> **The request**: Identify and pull out each line of the entries in which "Katolikus" occurs.

____ Stored records

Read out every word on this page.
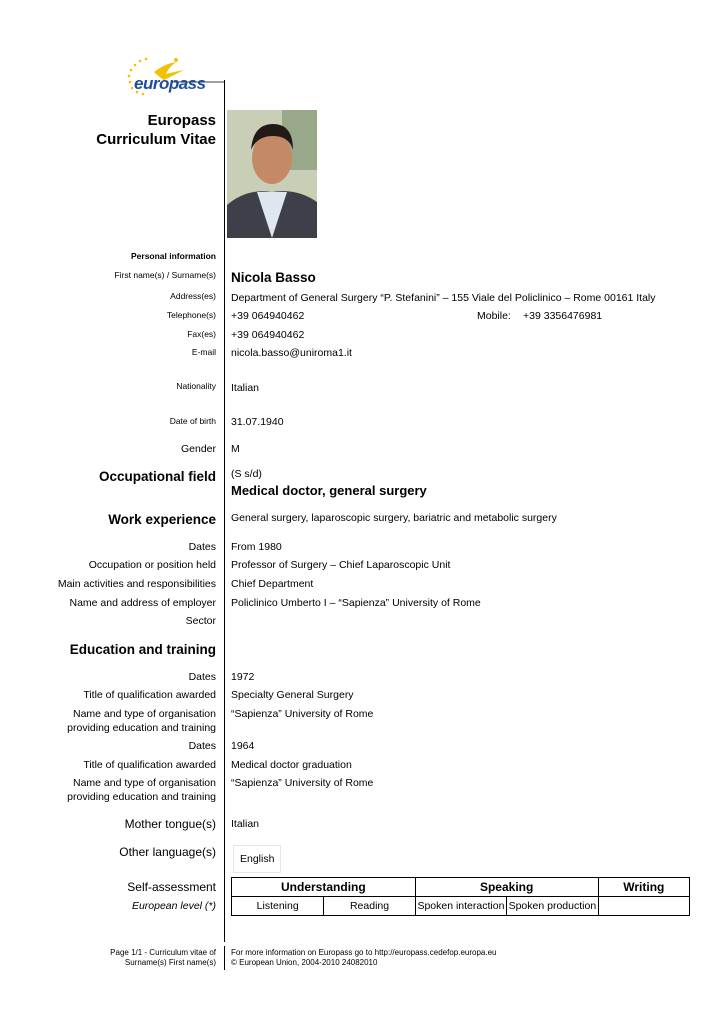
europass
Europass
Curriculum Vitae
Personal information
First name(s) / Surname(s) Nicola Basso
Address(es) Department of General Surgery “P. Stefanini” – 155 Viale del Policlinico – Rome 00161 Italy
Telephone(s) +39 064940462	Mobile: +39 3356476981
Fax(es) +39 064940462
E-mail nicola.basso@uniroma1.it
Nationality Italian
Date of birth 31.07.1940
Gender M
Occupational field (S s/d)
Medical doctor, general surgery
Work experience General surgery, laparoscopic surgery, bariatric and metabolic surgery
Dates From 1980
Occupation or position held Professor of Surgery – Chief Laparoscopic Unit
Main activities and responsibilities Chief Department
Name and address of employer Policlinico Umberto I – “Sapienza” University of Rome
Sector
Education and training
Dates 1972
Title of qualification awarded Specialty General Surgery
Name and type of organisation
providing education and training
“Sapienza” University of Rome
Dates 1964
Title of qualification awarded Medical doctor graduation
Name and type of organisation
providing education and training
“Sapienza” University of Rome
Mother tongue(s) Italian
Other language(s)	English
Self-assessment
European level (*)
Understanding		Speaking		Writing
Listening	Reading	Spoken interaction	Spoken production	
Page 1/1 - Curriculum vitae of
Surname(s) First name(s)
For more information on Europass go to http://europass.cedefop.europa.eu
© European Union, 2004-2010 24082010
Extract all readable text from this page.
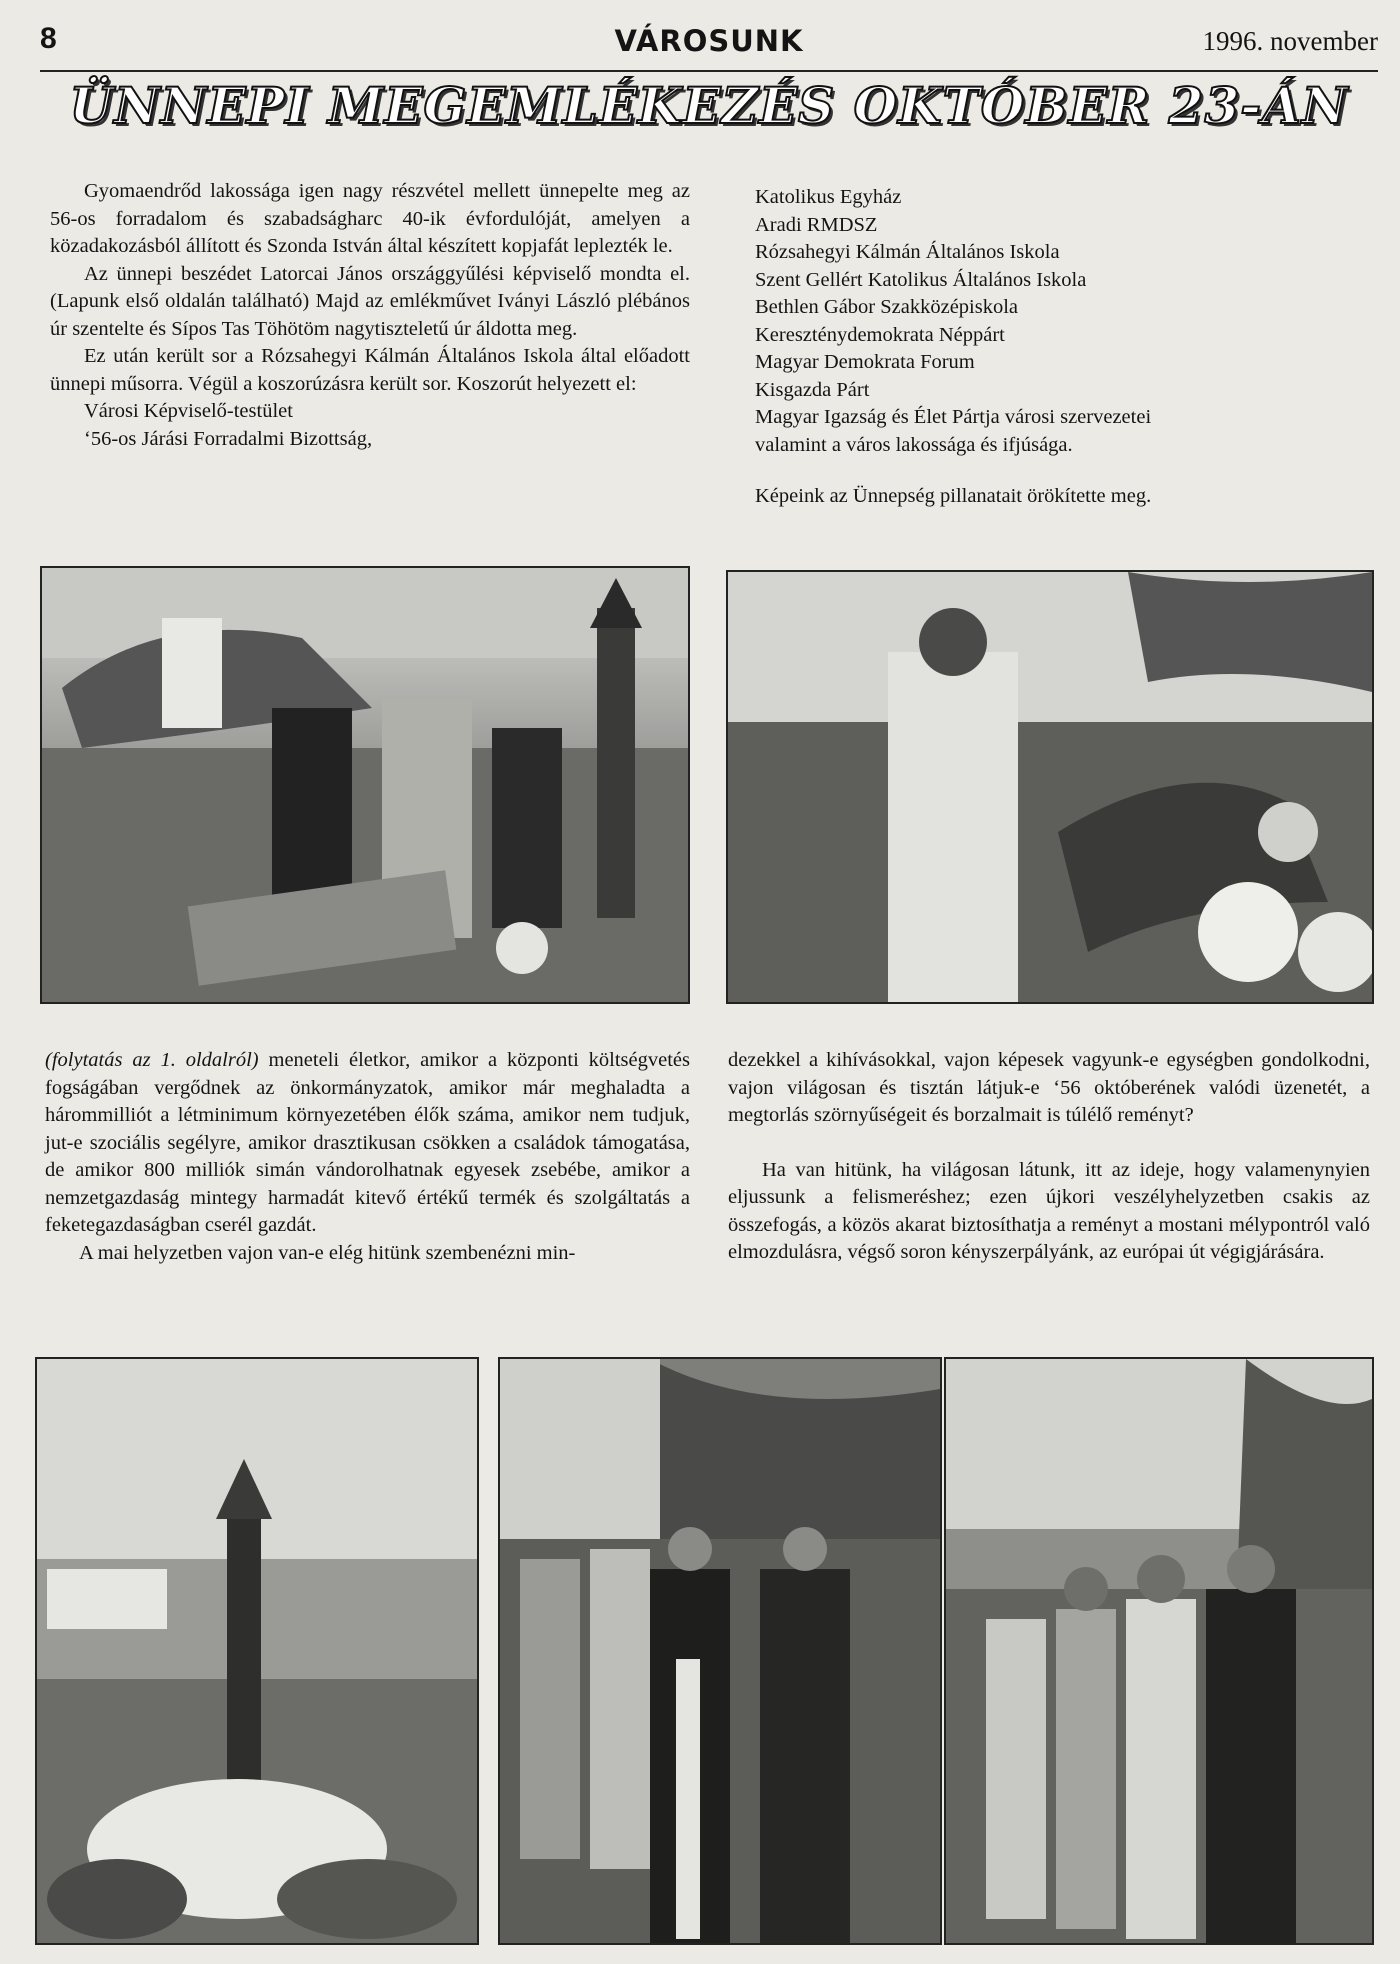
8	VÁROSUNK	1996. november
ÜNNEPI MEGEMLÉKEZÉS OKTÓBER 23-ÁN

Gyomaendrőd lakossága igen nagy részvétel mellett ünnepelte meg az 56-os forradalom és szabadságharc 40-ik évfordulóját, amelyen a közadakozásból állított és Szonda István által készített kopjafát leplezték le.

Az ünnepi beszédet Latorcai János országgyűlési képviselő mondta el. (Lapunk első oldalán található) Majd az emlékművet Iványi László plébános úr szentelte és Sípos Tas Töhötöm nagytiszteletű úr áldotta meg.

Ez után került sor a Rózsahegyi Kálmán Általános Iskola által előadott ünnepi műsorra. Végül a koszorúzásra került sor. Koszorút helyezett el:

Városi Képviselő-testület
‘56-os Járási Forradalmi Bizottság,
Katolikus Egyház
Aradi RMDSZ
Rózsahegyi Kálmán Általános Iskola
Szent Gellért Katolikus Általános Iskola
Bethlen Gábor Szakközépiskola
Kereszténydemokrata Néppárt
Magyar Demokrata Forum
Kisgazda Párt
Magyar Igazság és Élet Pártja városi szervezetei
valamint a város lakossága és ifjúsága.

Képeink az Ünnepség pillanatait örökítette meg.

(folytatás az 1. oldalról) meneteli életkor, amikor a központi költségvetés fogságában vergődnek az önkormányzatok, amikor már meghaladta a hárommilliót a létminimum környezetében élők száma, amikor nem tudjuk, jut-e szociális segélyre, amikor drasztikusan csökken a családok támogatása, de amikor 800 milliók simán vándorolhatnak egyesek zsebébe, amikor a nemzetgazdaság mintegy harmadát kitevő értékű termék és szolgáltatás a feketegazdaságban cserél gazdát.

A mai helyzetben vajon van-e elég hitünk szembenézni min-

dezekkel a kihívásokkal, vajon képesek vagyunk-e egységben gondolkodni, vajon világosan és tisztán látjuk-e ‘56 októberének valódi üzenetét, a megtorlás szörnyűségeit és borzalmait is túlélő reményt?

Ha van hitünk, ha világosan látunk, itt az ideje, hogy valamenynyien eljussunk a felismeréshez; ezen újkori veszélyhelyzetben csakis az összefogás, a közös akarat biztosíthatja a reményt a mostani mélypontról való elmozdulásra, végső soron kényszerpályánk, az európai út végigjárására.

________
____ Stored records

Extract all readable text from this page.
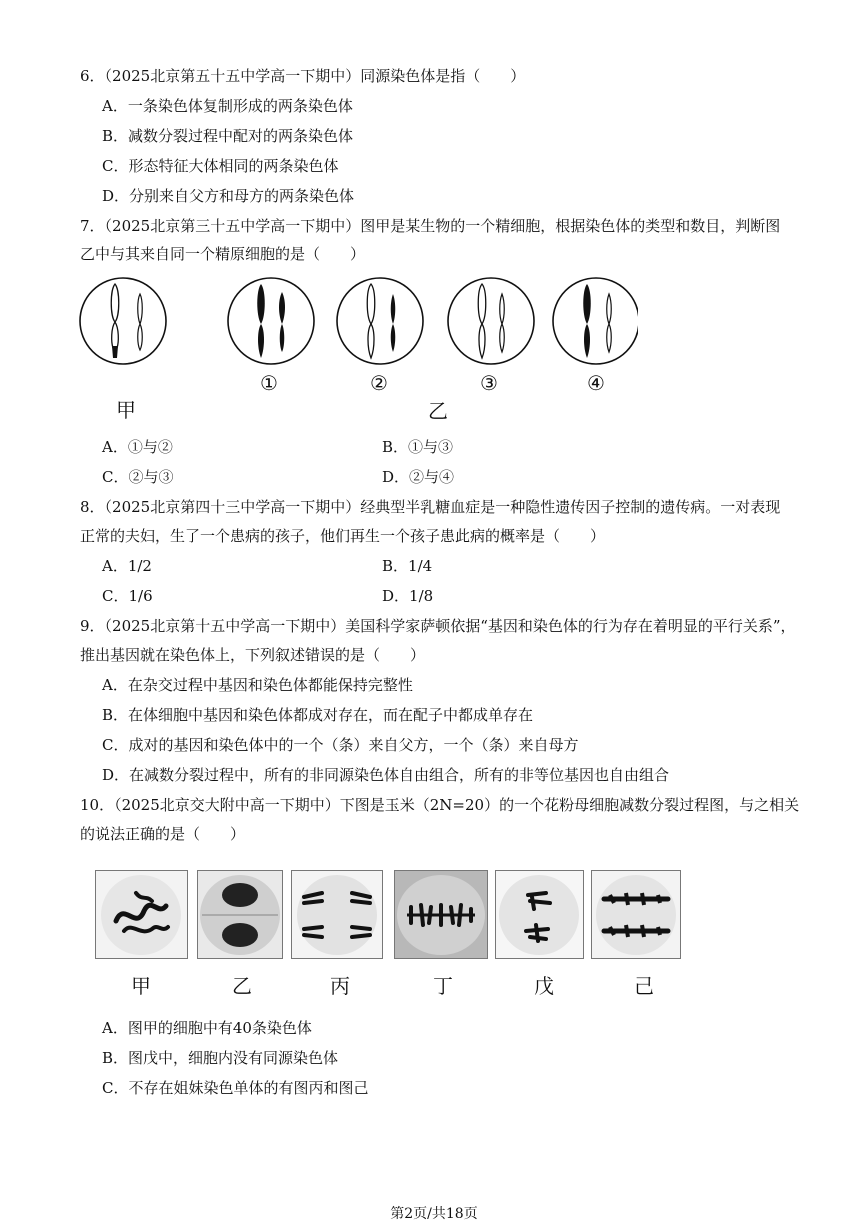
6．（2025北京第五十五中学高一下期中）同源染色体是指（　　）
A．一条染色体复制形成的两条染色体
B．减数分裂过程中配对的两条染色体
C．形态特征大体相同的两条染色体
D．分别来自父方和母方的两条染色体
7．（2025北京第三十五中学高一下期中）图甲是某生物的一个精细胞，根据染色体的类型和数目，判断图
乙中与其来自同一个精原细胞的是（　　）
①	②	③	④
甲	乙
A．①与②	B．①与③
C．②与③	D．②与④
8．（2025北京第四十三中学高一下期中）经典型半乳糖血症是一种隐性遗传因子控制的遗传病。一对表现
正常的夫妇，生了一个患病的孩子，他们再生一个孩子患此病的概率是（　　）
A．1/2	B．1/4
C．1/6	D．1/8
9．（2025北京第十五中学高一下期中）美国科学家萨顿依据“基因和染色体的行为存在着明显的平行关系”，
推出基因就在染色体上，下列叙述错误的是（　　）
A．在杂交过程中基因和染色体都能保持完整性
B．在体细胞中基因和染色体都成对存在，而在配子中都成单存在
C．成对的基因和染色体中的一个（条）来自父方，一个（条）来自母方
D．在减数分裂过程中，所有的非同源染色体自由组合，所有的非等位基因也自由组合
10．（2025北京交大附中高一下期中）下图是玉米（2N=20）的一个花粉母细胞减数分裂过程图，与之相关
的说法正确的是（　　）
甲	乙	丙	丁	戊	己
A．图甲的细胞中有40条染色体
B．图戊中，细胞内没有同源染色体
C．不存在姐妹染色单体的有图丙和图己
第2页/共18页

________
____ Stored records

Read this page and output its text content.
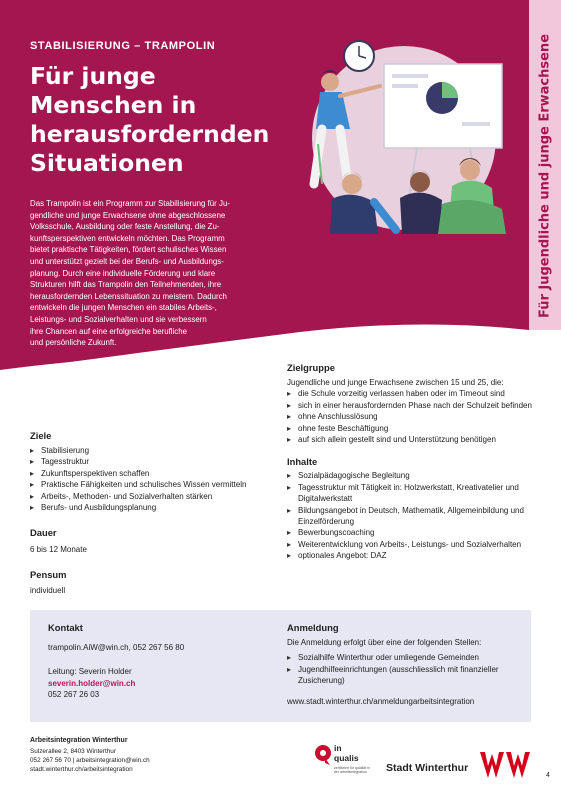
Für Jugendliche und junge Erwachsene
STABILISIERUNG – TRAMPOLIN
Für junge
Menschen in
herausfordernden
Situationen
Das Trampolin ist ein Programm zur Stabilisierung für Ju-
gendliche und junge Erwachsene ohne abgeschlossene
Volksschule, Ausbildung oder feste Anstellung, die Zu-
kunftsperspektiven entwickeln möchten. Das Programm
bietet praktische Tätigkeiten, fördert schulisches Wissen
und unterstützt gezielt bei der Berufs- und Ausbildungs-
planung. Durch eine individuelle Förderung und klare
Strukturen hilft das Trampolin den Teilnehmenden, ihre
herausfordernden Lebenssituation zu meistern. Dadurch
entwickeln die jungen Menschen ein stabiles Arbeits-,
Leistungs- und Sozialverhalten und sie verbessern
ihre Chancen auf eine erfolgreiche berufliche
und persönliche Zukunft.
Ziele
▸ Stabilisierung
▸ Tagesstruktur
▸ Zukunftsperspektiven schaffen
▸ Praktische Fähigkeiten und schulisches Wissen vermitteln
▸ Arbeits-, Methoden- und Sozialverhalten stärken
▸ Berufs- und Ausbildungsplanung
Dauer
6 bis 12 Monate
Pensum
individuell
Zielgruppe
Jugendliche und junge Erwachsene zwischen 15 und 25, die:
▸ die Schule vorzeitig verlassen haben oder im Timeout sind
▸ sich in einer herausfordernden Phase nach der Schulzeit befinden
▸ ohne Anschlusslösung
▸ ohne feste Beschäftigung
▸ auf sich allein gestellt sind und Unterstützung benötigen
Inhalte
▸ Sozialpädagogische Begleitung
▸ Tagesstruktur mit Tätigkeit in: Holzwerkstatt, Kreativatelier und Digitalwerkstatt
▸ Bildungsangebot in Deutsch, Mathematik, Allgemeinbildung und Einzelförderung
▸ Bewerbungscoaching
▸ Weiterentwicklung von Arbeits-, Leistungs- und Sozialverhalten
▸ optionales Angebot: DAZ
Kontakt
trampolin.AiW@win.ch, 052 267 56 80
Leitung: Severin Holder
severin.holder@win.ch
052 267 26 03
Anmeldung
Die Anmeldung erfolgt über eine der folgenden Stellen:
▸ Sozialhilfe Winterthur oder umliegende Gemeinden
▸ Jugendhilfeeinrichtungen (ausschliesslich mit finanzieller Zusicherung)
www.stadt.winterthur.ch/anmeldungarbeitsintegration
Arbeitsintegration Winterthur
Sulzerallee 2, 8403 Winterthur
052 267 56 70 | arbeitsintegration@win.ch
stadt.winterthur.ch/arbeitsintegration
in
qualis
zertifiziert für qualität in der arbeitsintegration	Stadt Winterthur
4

________

> **Response to the exercise**:
Katolikus Egyház
Szent Gellért Katolikus Általános Iskola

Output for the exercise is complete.